Task prompt. Give the number of lines that contain the string "Hispanic", please, and nothing else.

(Entries from a dataset)
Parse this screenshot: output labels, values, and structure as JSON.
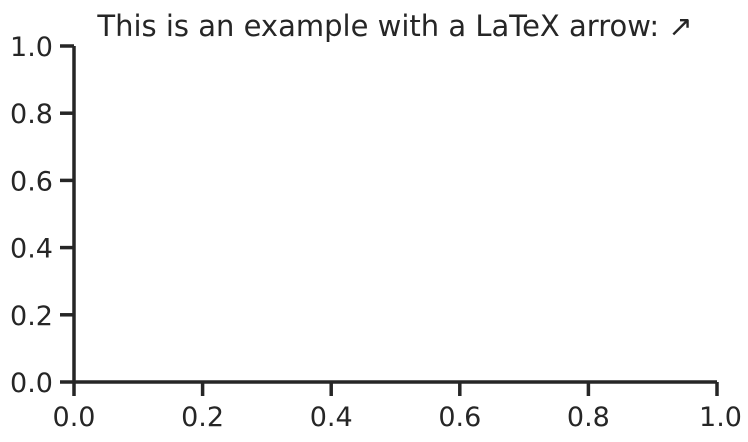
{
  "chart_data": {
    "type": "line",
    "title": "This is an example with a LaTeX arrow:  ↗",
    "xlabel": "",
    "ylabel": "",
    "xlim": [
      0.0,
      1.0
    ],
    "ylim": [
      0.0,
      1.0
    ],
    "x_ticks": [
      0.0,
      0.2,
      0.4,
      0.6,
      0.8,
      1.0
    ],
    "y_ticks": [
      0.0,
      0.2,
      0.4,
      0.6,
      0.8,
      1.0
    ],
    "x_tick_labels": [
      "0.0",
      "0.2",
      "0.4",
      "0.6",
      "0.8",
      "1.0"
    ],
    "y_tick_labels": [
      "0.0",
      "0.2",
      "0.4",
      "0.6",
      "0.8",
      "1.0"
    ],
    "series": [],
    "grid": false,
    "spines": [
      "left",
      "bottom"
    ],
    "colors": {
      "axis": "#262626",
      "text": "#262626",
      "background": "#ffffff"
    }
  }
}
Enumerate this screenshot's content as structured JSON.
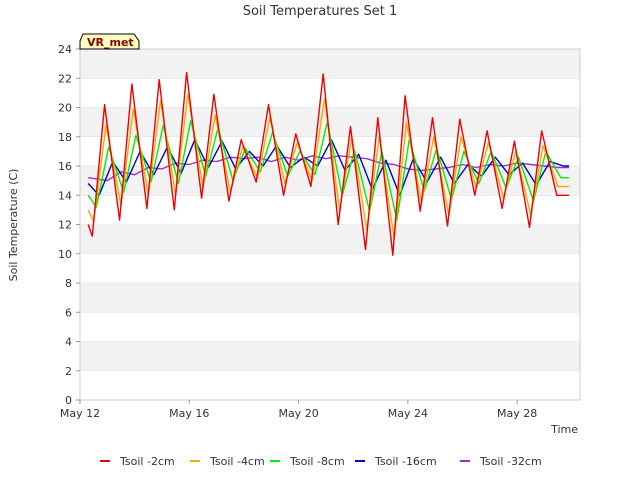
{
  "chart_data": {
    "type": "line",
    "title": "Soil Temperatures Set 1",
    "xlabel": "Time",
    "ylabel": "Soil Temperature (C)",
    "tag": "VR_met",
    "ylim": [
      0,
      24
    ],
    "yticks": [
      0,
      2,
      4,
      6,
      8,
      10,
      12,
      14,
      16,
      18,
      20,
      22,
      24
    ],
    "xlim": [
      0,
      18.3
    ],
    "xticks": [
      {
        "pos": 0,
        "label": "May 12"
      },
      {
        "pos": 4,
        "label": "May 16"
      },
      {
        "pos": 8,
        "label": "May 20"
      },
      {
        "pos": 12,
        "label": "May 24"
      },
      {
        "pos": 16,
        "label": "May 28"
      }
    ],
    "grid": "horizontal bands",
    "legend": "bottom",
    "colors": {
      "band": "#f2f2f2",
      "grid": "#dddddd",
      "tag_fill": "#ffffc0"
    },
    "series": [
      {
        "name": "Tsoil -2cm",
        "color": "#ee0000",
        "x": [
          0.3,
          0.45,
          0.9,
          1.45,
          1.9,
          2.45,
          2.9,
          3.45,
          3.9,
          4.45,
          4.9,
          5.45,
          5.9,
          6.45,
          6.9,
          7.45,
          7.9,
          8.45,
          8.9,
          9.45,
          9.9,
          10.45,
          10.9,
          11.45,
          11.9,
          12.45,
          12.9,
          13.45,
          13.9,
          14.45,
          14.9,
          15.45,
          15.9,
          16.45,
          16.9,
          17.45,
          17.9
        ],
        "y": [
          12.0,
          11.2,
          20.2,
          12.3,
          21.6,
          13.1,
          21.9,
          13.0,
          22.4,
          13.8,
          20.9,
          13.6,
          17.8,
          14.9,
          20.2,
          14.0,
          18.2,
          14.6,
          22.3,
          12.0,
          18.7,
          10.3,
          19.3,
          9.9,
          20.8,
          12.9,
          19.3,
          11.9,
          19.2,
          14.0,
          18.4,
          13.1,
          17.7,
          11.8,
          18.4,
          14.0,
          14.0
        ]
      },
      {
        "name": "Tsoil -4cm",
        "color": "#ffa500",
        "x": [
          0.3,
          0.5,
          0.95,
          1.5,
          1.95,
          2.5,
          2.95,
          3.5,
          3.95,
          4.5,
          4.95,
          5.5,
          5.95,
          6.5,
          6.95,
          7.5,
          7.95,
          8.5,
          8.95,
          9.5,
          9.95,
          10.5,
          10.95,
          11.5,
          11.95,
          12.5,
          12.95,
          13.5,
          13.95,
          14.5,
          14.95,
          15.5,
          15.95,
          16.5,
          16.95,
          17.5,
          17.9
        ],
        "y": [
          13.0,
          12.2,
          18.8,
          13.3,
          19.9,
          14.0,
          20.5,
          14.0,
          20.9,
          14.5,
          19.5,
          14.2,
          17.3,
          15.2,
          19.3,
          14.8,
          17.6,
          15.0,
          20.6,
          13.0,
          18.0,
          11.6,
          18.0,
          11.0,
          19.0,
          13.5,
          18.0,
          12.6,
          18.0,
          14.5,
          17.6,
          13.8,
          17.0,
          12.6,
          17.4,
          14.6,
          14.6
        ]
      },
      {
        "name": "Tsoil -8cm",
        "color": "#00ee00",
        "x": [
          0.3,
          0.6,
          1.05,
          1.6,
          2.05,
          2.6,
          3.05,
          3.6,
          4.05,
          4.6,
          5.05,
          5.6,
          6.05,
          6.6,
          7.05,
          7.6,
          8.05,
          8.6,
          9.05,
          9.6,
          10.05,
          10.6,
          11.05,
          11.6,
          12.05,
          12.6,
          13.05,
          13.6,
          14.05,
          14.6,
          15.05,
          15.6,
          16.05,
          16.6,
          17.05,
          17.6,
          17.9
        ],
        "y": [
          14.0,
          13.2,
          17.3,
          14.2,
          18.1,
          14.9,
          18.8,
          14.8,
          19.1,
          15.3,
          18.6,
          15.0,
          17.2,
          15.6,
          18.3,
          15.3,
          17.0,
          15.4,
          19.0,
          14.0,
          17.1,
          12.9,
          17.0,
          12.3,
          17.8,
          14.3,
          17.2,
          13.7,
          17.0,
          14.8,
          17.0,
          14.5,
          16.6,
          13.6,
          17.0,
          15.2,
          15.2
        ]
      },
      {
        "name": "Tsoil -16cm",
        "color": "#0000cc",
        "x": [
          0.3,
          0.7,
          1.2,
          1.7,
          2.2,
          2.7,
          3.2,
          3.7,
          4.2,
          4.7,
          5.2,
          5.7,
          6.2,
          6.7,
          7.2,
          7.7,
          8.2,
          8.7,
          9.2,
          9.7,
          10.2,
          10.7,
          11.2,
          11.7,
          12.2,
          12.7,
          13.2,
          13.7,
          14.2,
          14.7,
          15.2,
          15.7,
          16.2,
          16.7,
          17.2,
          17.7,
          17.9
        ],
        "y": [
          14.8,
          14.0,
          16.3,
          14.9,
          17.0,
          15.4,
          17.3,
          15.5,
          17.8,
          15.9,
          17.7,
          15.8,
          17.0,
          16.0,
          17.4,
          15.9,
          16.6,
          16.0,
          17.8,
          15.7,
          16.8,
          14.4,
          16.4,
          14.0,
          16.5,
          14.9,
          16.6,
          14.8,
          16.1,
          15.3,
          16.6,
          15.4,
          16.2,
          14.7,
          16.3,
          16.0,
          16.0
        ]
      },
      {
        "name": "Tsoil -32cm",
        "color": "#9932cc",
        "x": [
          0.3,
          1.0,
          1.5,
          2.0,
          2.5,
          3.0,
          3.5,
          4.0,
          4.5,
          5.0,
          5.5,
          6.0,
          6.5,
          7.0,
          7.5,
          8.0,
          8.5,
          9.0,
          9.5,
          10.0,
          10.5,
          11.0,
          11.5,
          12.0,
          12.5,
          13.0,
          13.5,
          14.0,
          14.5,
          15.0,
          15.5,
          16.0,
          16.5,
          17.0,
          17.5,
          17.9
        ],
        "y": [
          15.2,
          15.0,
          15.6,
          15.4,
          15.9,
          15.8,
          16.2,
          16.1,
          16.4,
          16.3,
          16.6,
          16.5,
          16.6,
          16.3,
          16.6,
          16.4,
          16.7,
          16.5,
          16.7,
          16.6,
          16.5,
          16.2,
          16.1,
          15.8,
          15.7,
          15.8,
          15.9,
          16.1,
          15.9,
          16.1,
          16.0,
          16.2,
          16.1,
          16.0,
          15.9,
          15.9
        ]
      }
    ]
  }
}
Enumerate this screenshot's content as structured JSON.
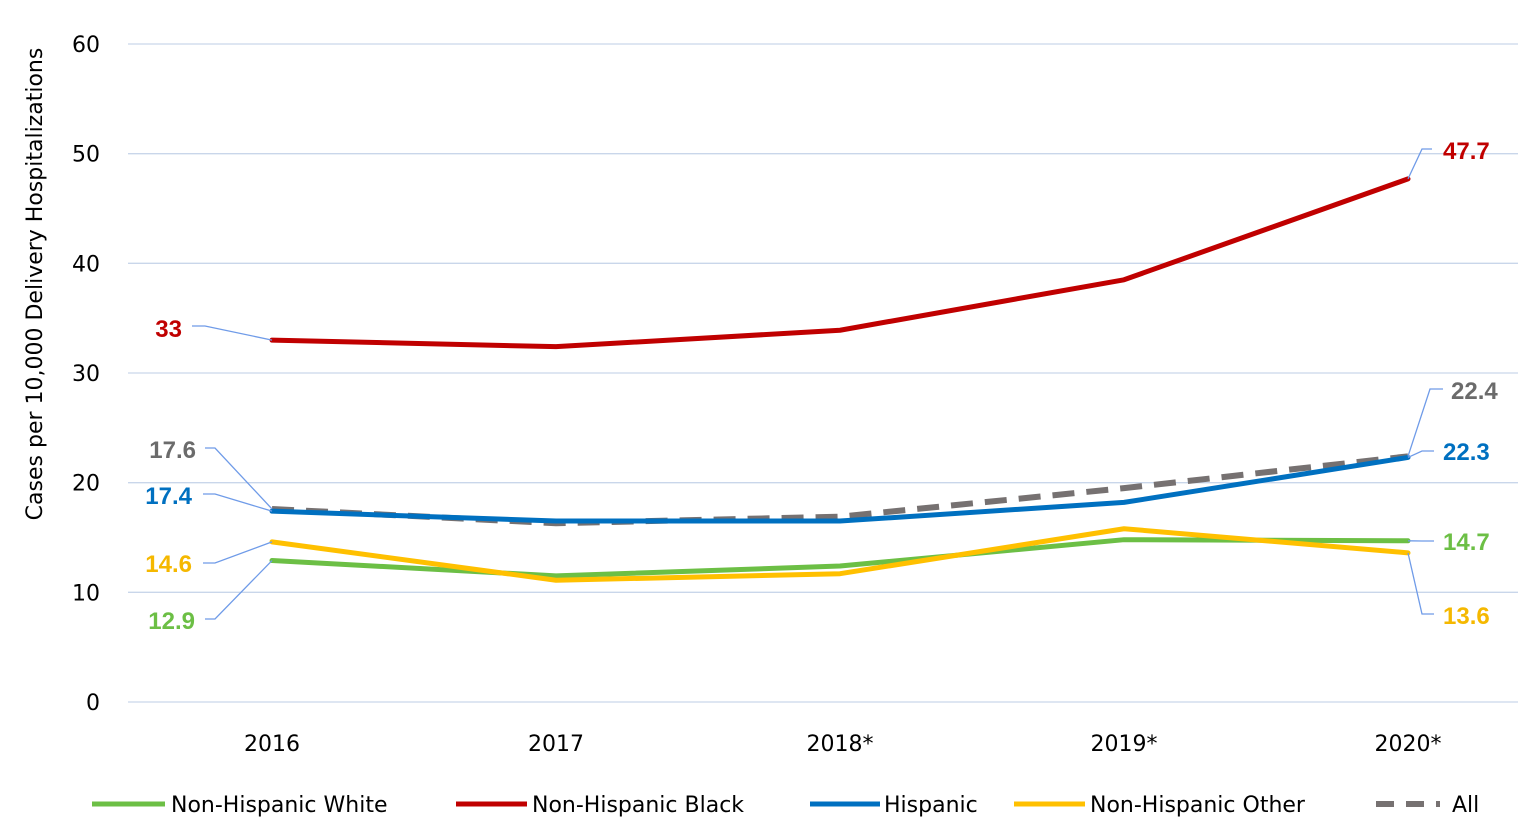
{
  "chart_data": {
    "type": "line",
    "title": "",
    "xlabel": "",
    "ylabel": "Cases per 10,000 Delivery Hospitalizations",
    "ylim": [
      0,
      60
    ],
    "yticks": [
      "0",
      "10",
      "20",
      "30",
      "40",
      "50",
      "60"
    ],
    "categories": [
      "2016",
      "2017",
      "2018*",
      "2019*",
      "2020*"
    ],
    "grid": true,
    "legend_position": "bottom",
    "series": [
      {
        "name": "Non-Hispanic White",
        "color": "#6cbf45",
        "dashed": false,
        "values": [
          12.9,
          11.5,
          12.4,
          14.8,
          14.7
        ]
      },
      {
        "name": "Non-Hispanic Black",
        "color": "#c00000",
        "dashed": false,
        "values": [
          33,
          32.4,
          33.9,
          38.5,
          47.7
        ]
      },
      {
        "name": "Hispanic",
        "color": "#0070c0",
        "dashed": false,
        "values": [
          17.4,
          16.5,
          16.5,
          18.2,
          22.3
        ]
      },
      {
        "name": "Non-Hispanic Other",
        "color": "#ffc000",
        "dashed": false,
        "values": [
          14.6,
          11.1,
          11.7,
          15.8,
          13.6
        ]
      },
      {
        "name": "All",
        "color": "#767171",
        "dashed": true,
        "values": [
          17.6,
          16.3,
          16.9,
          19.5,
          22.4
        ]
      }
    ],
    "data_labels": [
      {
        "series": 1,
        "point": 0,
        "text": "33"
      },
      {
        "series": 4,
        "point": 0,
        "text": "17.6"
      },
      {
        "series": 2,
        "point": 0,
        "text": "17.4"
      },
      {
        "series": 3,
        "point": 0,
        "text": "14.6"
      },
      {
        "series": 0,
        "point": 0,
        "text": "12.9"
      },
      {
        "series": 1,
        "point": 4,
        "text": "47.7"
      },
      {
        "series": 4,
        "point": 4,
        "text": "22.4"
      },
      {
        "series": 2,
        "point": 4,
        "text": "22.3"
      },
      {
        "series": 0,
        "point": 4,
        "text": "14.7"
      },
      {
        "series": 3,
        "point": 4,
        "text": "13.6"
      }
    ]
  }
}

Complete response. 4